__Instruction__
Search the listing below for the string "just" and copy every line where it occurs.

^^^^

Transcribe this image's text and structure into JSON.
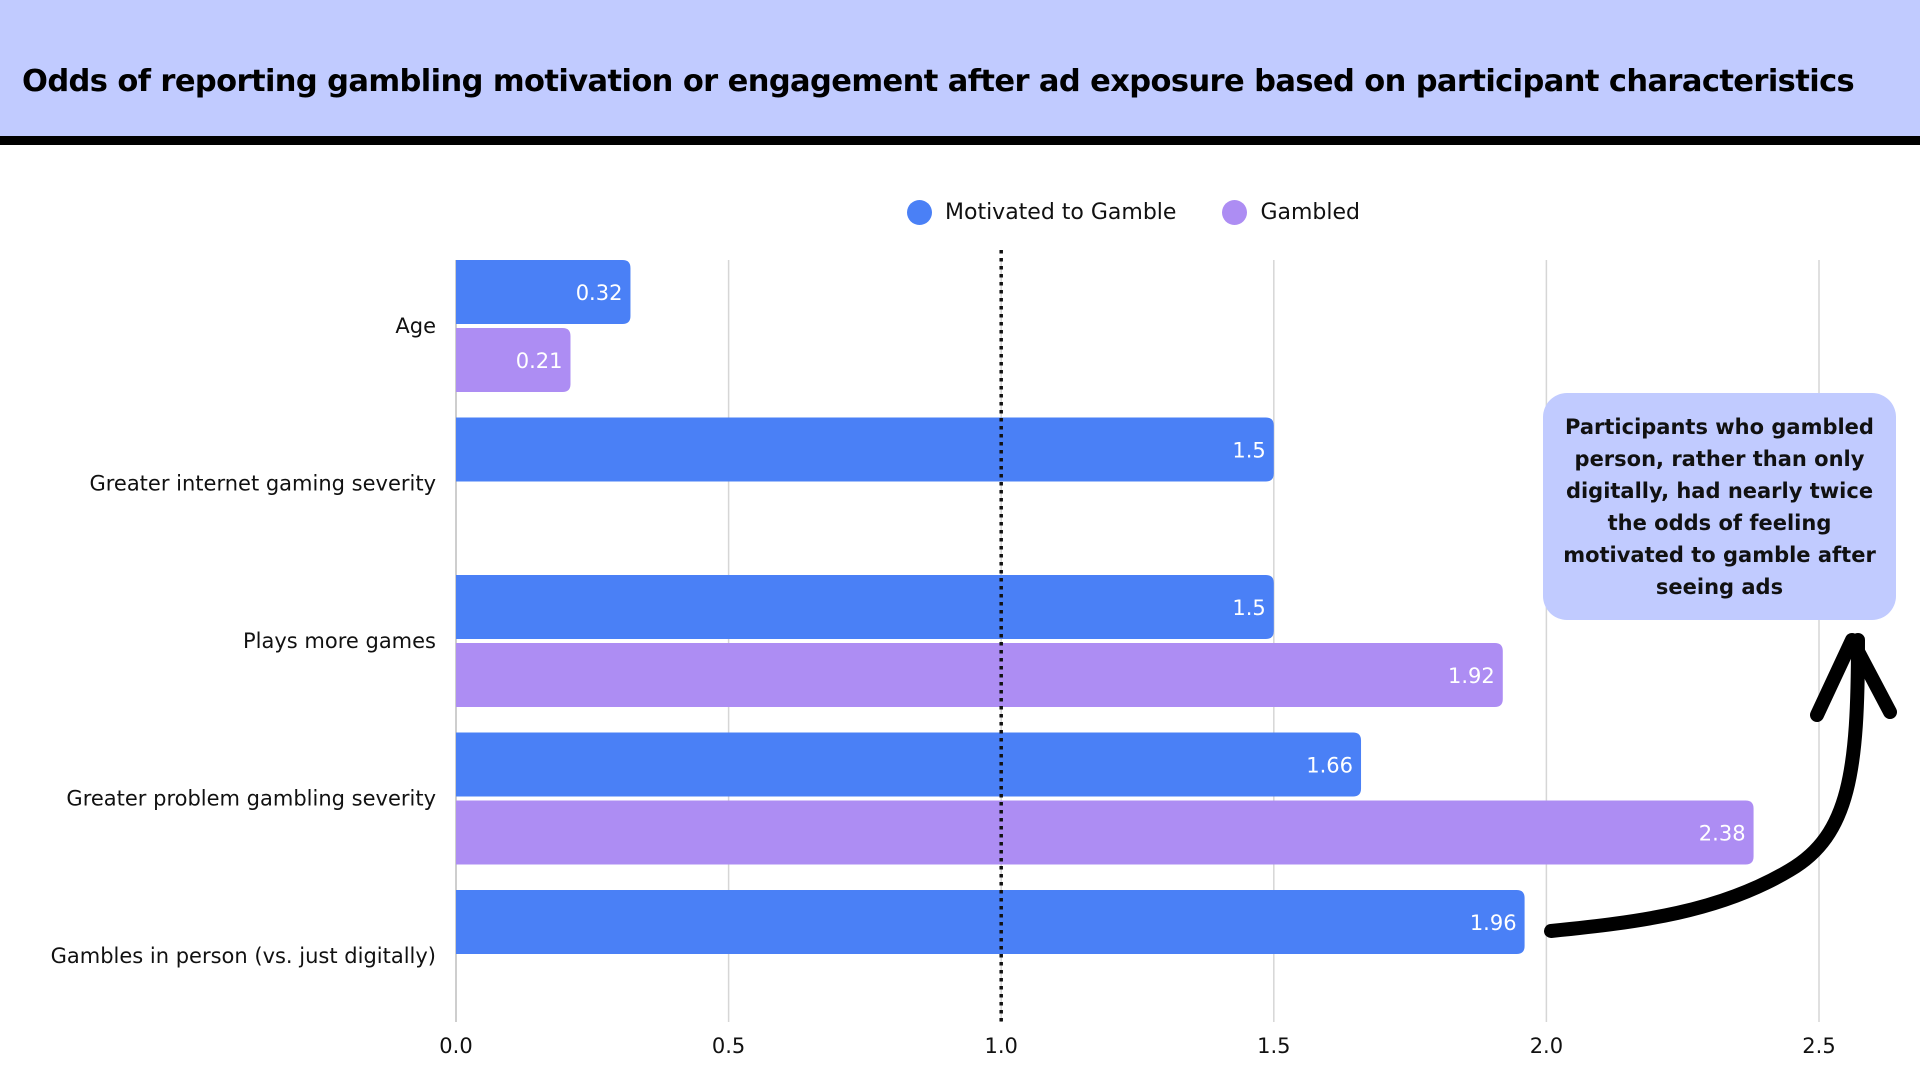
{
  "header": {
    "title": "Odds of reporting gambling motivation or engagement after ad exposure based on participant characteristics"
  },
  "legend": [
    {
      "label": "Motivated to Gamble",
      "color": "#4a80f6"
    },
    {
      "label": "Gambled",
      "color": "#ad8df3"
    }
  ],
  "callout": {
    "text": "Participants who gambled person, rather than only digitally, had nearly twice the odds of feeling motivated to gamble after seeing ads"
  },
  "colors": {
    "header_bg": "#c1cbff",
    "callout_bg": "#c1cbff",
    "motivated": "#4a80f6",
    "gambled": "#ad8df3",
    "grid": "#d6d6d6",
    "reference_line": "#111111",
    "arrow": "#000000"
  },
  "chart_data": {
    "type": "bar",
    "orientation": "horizontal",
    "title": "Odds of reporting gambling motivation or engagement after ad exposure based on participant characteristics",
    "xlabel": "",
    "ylabel": "",
    "categories": [
      "Age",
      "Greater internet gaming severity",
      "Plays more games",
      "Greater problem gambling severity",
      "Gambles in person (vs. just digitally)"
    ],
    "series": [
      {
        "name": "Motivated to Gamble",
        "values": [
          0.32,
          1.5,
          1.5,
          1.66,
          1.96
        ],
        "labels": [
          "0.32",
          "1.5",
          "1.5",
          "1.66",
          "1.96"
        ]
      },
      {
        "name": "Gambled",
        "values": [
          0.21,
          null,
          1.92,
          2.38,
          null
        ],
        "labels": [
          "0.21",
          "",
          "1.92",
          "2.38",
          ""
        ]
      }
    ],
    "xlim": [
      0,
      2.6
    ],
    "xticks": [
      0.0,
      0.5,
      1.0,
      1.5,
      2.0,
      2.5
    ],
    "xtick_labels": [
      "0.0",
      "0.5",
      "1.0",
      "1.5",
      "2.0",
      "2.5"
    ],
    "reference_line": {
      "x": 1.0,
      "style": "dotted"
    },
    "grid": "vertical",
    "legend_position": "top-center",
    "annotation": {
      "text": "Participants who gambled person, rather than only digitally, had nearly twice the odds of feeling motivated to gamble after seeing ads",
      "points_to": "Gambles in person (vs. just digitally)"
    }
  }
}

^^^^

__Problem solution__
      "Gambles in person (vs. just digitally)"
      "points_to": "Gambles in person (vs. just digitally)"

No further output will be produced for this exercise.